* begin RECORDED INFORMATION *
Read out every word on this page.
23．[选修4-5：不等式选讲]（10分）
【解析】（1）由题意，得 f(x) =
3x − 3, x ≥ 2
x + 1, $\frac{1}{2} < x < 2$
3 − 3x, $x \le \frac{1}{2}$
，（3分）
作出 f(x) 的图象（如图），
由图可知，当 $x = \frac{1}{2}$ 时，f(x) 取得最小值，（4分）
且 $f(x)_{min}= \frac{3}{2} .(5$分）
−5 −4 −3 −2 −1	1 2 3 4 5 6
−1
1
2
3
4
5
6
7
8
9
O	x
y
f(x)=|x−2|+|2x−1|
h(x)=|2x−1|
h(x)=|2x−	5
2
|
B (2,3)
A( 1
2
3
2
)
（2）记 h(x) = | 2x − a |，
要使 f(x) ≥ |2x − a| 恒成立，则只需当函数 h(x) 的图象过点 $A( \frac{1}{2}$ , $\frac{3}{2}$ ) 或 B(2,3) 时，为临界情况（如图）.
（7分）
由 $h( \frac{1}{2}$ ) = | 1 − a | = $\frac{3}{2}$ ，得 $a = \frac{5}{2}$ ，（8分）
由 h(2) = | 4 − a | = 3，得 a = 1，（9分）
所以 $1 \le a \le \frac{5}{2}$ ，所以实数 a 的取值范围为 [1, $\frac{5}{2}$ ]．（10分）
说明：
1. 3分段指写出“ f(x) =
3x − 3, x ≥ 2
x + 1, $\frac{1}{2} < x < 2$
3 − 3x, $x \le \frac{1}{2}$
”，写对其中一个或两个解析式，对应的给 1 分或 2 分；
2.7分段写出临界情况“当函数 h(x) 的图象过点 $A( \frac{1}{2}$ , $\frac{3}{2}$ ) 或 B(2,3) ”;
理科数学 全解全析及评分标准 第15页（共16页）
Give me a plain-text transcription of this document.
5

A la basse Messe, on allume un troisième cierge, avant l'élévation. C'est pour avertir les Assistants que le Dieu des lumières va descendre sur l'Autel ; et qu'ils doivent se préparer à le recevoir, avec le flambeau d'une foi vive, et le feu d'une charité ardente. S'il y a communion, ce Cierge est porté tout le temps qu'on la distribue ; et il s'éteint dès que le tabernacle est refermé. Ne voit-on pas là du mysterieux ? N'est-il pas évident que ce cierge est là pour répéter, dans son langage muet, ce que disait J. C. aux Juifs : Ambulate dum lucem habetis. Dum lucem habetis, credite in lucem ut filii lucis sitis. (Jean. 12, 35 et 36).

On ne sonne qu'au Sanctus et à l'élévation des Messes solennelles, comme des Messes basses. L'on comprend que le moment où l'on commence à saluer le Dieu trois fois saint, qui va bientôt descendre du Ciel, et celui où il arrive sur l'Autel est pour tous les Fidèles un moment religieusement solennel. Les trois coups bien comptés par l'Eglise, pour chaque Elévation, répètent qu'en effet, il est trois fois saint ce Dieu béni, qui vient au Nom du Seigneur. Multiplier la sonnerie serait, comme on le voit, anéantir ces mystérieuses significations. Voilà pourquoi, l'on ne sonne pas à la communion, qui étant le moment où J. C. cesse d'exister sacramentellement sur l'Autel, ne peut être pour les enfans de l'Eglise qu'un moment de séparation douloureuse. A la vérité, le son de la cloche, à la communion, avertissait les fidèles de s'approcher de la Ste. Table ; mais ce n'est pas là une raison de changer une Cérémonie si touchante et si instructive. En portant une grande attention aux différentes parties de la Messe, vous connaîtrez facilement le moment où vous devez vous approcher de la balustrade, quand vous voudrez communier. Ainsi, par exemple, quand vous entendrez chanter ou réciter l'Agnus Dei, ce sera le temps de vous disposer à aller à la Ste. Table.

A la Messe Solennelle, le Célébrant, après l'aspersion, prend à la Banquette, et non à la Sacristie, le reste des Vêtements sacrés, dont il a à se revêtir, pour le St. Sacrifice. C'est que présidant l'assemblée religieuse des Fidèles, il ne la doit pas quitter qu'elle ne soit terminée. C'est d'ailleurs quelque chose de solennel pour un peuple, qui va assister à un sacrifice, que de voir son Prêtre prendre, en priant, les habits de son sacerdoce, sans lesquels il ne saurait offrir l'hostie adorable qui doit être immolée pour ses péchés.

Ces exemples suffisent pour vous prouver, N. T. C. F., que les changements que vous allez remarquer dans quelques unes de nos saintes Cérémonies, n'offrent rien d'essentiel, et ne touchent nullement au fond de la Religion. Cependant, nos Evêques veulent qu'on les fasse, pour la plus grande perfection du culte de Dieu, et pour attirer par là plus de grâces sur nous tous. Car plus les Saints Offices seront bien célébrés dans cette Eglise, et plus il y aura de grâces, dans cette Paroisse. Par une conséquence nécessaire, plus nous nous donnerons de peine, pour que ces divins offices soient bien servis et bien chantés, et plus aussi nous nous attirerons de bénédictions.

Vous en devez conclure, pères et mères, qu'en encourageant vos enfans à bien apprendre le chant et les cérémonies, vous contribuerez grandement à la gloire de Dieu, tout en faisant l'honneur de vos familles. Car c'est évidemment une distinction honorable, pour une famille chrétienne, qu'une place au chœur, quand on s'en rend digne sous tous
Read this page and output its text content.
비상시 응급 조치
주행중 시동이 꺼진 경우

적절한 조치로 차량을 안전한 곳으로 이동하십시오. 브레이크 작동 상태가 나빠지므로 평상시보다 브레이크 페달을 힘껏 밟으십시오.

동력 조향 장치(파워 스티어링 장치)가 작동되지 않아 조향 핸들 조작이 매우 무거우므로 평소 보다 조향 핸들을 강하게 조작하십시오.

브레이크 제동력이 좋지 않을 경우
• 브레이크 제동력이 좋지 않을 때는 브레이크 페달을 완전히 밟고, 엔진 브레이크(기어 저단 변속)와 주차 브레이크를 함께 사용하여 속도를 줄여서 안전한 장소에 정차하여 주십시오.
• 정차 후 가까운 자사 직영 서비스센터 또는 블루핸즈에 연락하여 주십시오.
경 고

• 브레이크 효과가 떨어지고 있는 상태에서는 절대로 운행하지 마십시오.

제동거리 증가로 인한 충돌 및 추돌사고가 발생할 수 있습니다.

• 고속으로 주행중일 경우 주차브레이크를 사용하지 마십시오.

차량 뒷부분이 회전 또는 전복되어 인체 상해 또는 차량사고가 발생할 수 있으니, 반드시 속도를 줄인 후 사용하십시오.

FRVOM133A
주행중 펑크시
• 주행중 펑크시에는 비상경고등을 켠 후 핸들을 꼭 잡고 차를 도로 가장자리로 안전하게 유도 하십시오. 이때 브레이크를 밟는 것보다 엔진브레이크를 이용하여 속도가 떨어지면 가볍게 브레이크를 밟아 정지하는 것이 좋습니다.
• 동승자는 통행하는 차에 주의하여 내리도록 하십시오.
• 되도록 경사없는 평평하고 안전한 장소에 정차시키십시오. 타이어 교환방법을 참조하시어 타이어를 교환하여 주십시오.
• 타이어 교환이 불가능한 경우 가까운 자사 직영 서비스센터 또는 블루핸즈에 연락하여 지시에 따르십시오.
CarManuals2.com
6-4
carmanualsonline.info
* end RECORDED INFORMATION *
• EXERCISE
The records above must be repeated exactly, every one of them.

• RESPONSE TO THE EXERCISE
Read out every word on this page.
23．[选修4-5：不等式选讲]（10分）
【解析】（1）由题意，得 f(x) =
3x − 3, x ≥ 2
x + 1, $\frac{1}{2} < x < 2$
3 − 3x, $x \le \frac{1}{2}$
，（3分）
作出 f(x) 的图象（如图），
由图可知，当 $x = \frac{1}{2}$ 时，f(x) 取得最小值，（4分）
且 $f(x)_{min}= \frac{3}{2} .(5$分）
−5 −4 −3 −2 −1	1 2 3 4 5 6
−1
1
2
3
4
5
6
7
8
9
O	x
y
f(x)=|x−2|+|2x−1|
h(x)=|2x−1|
h(x)=|2x−	5
2
|
B (2,3)
A( 1
2
3
2
)
（2）记 h(x) = | 2x − a |，
要使 f(x) ≥ |2x − a| 恒成立，则只需当函数 h(x) 的图象过点 $A( \frac{1}{2}$ , $\frac{3}{2}$ ) 或 B(2,3) 时，为临界情况（如图）.
（7分）
由 $h( \frac{1}{2}$ ) = | 1 − a | = $\frac{3}{2}$ ，得 $a = \frac{5}{2}$ ，（8分）
由 h(2) = | 4 − a | = 3，得 a = 1，（9分）
所以 $1 \le a \le \frac{5}{2}$ ，所以实数 a 的取值范围为 [1, $\frac{5}{2}$ ]．（10分）
说明：
1. 3分段指写出“ f(x) =
3x − 3, x ≥ 2
x + 1, $\frac{1}{2} < x < 2$
3 − 3x, $x \le \frac{1}{2}$
”，写对其中一个或两个解析式，对应的给 1 分或 2 分；
2.7分段写出临界情况“当函数 h(x) 的图象过点 $A( \frac{1}{2}$ , $\frac{3}{2}$ ) 或 B(2,3) ”;
理科数学 全解全析及评分标准 第15页（共16页）
Give me a plain-text transcription of this document.
5

A la basse Messe, on allume un troisième cierge, avant l'élévation. C'est pour avertir les Assistants que le Dieu des lumières va descendre sur l'Autel ; et qu'ils doivent se préparer à le recevoir, avec le flambeau d'une foi vive, et le feu d'une charité ardente. S'il y a communion, ce Cierge est porté tout le temps qu'on la distribue ; et il s'éteint dès que le tabernacle est refermé. Ne voit-on pas là du mysterieux ? N'est-il pas évident que ce cierge est là pour répéter, dans son langage muet, ce que disait J. C. aux Juifs : Ambulate dum lucem habetis. Dum lucem habetis, credite in lucem ut filii lucis sitis. (Jean. 12, 35 et 36).

On ne sonne qu'au Sanctus et à l'élévation des Messes solennelles, comme des Messes basses. L'on comprend que le moment où l'on commence à saluer le Dieu trois fois saint, qui va bientôt descendre du Ciel, et celui où il arrive sur l'Autel est pour tous les Fidèles un moment religieusement solennel. Les trois coups bien comptés par l'Eglise, pour chaque Elévation, répètent qu'en effet, il est trois fois saint ce Dieu béni, qui vient au Nom du Seigneur. Multiplier la sonnerie serait, comme on le voit, anéantir ces mystérieuses significations. Voilà pourquoi, l'on ne sonne pas à la communion, qui étant le moment où J. C. cesse d'exister sacramentellement sur l'Autel, ne peut être pour les enfans de l'Eglise qu'un moment de séparation douloureuse. A la vérité, le son de la cloche, à la communion, avertissait les fidèles de s'approcher de la Ste. Table ; mais ce n'est pas là une raison de changer une Cérémonie si touchante et si instructive. En portant une grande attention aux différentes parties de la Messe, vous connaîtrez facilement le moment où vous devez vous approcher de la balustrade, quand vous voudrez communier. Ainsi, par exemple, quand vous entendrez chanter ou réciter l'Agnus Dei, ce sera le temps de vous disposer à aller à la Ste. Table.

A la Messe Solennelle, le Célébrant, après l'aspersion, prend à la Banquette, et non à la Sacristie, le reste des Vêtements sacrés, dont il a à se revêtir, pour le St. Sacrifice. C'est que présidant l'assemblée religieuse des Fidèles, il ne la doit pas quitter qu'elle ne soit terminée. C'est d'ailleurs quelque chose de solennel pour un peuple, qui va assister à un sacrifice, que de voir son Prêtre prendre, en priant, les habits de son sacerdoce, sans lesquels il ne saurait offrir l'hostie adorable qui doit être immolée pour ses péchés.

Ces exemples suffisent pour vous prouver, N. T. C. F., que les changements que vous allez remarquer dans quelques unes de nos saintes Cérémonies, n'offrent rien d'essentiel, et ne touchent nullement au fond de la Religion. Cependant, nos Evêques veulent qu'on les fasse, pour la plus grande perfection du culte de Dieu, et pour attirer par là plus de grâces sur nous tous. Car plus les Saints Offices seront bien célébrés dans cette Eglise, et plus il y aura de grâces, dans cette Paroisse. Par une conséquence nécessaire, plus nous nous donnerons de peine, pour que ces divins offices soient bien servis et bien chantés, et plus aussi nous nous attirerons de bénédictions.

Vous en devez conclure, pères et mères, qu'en encourageant vos enfans à bien apprendre le chant et les cérémonies, vous contribuerez grandement à la gloire de Dieu, tout en faisant l'honneur de vos familles. Car c'est évidemment une distinction honorable, pour une famille chrétienne, qu'une place au chœur, quand on s'en rend digne sous tous
Read this page and output its text content.
비상시 응급 조치
주행중 시동이 꺼진 경우

적절한 조치로 차량을 안전한 곳으로 이동하십시오. 브레이크 작동 상태가 나빠지므로 평상시보다 브레이크 페달을 힘껏 밟으십시오.

동력 조향 장치(파워 스티어링 장치)가 작동되지 않아 조향 핸들 조작이 매우 무거우므로 평소 보다 조향 핸들을 강하게 조작하십시오.

브레이크 제동력이 좋지 않을 경우
• 브레이크 제동력이 좋지 않을 때는 브레이크 페달을 완전히 밟고, 엔진 브레이크(기어 저단 변속)와 주차 브레이크를 함께 사용하여 속도를 줄여서 안전한 장소에 정차하여 주십시오.
• 정차 후 가까운 자사 직영 서비스센터 또는 블루핸즈에 연락하여 주십시오.
경 고

• 브레이크 효과가 떨어지고 있는 상태에서는 절대로 운행하지 마십시오.

제동거리 증가로 인한 충돌 및 추돌사고가 발생할 수 있습니다.

• 고속으로 주행중일 경우 주차브레이크를 사용하지 마십시오.

차량 뒷부분이 회전 또는 전복되어 인체 상해 또는 차량사고가 발생할 수 있으니, 반드시 속도를 줄인 후 사용하십시오.

FRVOM133A
주행중 펑크시
• 주행중 펑크시에는 비상경고등을 켠 후 핸들을 꼭 잡고 차를 도로 가장자리로 안전하게 유도 하십시오. 이때 브레이크를 밟는 것보다 엔진브레이크를 이용하여 속도가 떨어지면 가볍게 브레이크를 밟아 정지하는 것이 좋습니다.
• 동승자는 통행하는 차에 주의하여 내리도록 하십시오.
• 되도록 경사없는 평평하고 안전한 장소에 정차시키십시오. 타이어 교환방법을 참조하시어 타이어를 교환하여 주십시오.
• 타이어 교환이 불가능한 경우 가까운 자사 직영 서비스센터 또는 블루핸즈에 연락하여 지시에 따르십시오.
CarManuals2.com
6-4
carmanualsonline.info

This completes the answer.